Dataset entries:
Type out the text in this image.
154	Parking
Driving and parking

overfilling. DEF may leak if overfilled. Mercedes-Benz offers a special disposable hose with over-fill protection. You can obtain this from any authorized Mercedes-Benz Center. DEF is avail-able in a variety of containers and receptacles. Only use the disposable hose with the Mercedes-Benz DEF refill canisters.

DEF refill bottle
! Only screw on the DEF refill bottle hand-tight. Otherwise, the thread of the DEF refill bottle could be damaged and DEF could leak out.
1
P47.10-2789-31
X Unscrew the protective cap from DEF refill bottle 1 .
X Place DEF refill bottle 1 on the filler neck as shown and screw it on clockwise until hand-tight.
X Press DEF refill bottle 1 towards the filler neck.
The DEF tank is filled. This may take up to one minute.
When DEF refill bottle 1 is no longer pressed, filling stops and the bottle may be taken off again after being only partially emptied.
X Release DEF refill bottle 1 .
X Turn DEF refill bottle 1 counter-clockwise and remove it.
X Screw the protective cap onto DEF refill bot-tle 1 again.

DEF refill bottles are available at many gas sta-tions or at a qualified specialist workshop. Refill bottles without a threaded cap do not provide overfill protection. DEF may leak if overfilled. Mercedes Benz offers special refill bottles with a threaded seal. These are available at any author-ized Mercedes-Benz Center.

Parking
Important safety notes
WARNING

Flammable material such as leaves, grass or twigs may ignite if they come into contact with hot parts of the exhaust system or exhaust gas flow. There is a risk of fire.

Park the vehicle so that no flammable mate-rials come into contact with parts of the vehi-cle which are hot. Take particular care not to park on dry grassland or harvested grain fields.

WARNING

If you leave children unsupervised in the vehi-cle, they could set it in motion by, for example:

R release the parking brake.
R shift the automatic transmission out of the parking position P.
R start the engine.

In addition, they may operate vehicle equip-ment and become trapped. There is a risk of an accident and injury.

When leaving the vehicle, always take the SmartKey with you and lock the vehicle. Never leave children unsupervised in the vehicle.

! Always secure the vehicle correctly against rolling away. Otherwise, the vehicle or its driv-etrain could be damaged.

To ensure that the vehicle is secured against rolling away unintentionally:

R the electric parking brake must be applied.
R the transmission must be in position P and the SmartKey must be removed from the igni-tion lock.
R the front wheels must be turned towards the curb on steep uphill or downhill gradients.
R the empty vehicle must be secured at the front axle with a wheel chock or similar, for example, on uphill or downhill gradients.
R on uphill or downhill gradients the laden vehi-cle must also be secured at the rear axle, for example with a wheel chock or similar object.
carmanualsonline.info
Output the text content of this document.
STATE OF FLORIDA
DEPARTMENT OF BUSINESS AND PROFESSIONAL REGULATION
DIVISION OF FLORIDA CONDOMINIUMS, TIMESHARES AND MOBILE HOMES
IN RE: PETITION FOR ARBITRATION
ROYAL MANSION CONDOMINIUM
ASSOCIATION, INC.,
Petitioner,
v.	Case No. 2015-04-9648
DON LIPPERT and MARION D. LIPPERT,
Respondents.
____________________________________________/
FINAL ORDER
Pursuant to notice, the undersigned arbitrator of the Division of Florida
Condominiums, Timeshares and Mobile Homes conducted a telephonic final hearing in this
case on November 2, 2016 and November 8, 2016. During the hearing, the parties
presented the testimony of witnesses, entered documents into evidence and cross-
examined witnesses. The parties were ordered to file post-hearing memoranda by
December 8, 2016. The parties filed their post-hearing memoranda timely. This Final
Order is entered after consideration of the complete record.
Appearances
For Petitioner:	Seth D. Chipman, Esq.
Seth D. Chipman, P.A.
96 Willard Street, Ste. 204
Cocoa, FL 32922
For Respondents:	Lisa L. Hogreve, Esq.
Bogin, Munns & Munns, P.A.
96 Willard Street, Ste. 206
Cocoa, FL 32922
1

▶ **Required task**: Using the data above, return each line exactly as written.

▶ **Response to the exercise**:
Type out the text in this image.
154	Parking
Driving and parking

overfilling. DEF may leak if overfilled. Mercedes-Benz offers a special disposable hose with over-fill protection. You can obtain this from any authorized Mercedes-Benz Center. DEF is avail-able in a variety of containers and receptacles. Only use the disposable hose with the Mercedes-Benz DEF refill canisters.

DEF refill bottle
! Only screw on the DEF refill bottle hand-tight. Otherwise, the thread of the DEF refill bottle could be damaged and DEF could leak out.
1
P47.10-2789-31
X Unscrew the protective cap from DEF refill bottle 1 .
X Place DEF refill bottle 1 on the filler neck as shown and screw it on clockwise until hand-tight.
X Press DEF refill bottle 1 towards the filler neck.
The DEF tank is filled. This may take up to one minute.
When DEF refill bottle 1 is no longer pressed, filling stops and the bottle may be taken off again after being only partially emptied.
X Release DEF refill bottle 1 .
X Turn DEF refill bottle 1 counter-clockwise and remove it.
X Screw the protective cap onto DEF refill bot-tle 1 again.

DEF refill bottles are available at many gas sta-tions or at a qualified specialist workshop. Refill bottles without a threaded cap do not provide overfill protection. DEF may leak if overfilled. Mercedes Benz offers special refill bottles with a threaded seal. These are available at any author-ized Mercedes-Benz Center.

Parking
Important safety notes
WARNING

Flammable material such as leaves, grass or twigs may ignite if they come into contact with hot parts of the exhaust system or exhaust gas flow. There is a risk of fire.

Park the vehicle so that no flammable mate-rials come into contact with parts of the vehi-cle which are hot. Take particular care not to park on dry grassland or harvested grain fields.

WARNING

If you leave children unsupervised in the vehi-cle, they could set it in motion by, for example:

R release the parking brake.
R shift the automatic transmission out of the parking position P.
R start the engine.

In addition, they may operate vehicle equip-ment and become trapped. There is a risk of an accident and injury.

When leaving the vehicle, always take the SmartKey with you and lock the vehicle. Never leave children unsupervised in the vehicle.

! Always secure the vehicle correctly against rolling away. Otherwise, the vehicle or its driv-etrain could be damaged.

To ensure that the vehicle is secured against rolling away unintentionally:

R the electric parking brake must be applied.
R the transmission must be in position P and the SmartKey must be removed from the igni-tion lock.
R the front wheels must be turned towards the curb on steep uphill or downhill gradients.
R the empty vehicle must be secured at the front axle with a wheel chock or similar, for example, on uphill or downhill gradients.
R on uphill or downhill gradients the laden vehi-cle must also be secured at the rear axle, for example with a wheel chock or similar object.
carmanualsonline.info
Output the text content of this document.
STATE OF FLORIDA
DEPARTMENT OF BUSINESS AND PROFESSIONAL REGULATION
DIVISION OF FLORIDA CONDOMINIUMS, TIMESHARES AND MOBILE HOMES
IN RE: PETITION FOR ARBITRATION
ROYAL MANSION CONDOMINIUM
ASSOCIATION, INC.,
Petitioner,
v.	Case No. 2015-04-9648
DON LIPPERT and MARION D. LIPPERT,
Respondents.
____________________________________________/
FINAL ORDER
Pursuant to notice, the undersigned arbitrator of the Division of Florida
Condominiums, Timeshares and Mobile Homes conducted a telephonic final hearing in this
case on November 2, 2016 and November 8, 2016. During the hearing, the parties
presented the testimony of witnesses, entered documents into evidence and cross-
examined witnesses. The parties were ordered to file post-hearing memoranda by
December 8, 2016. The parties filed their post-hearing memoranda timely. This Final
Order is entered after consideration of the complete record.
Appearances
For Petitioner:	Seth D. Chipman, Esq.
Seth D. Chipman, P.A.
96 Willard Street, Ste. 204
Cocoa, FL 32922
For Respondents:	Lisa L. Hogreve, Esq.
Bogin, Munns & Munns, P.A.
96 Willard Street, Ste. 206
Cocoa, FL 32922
1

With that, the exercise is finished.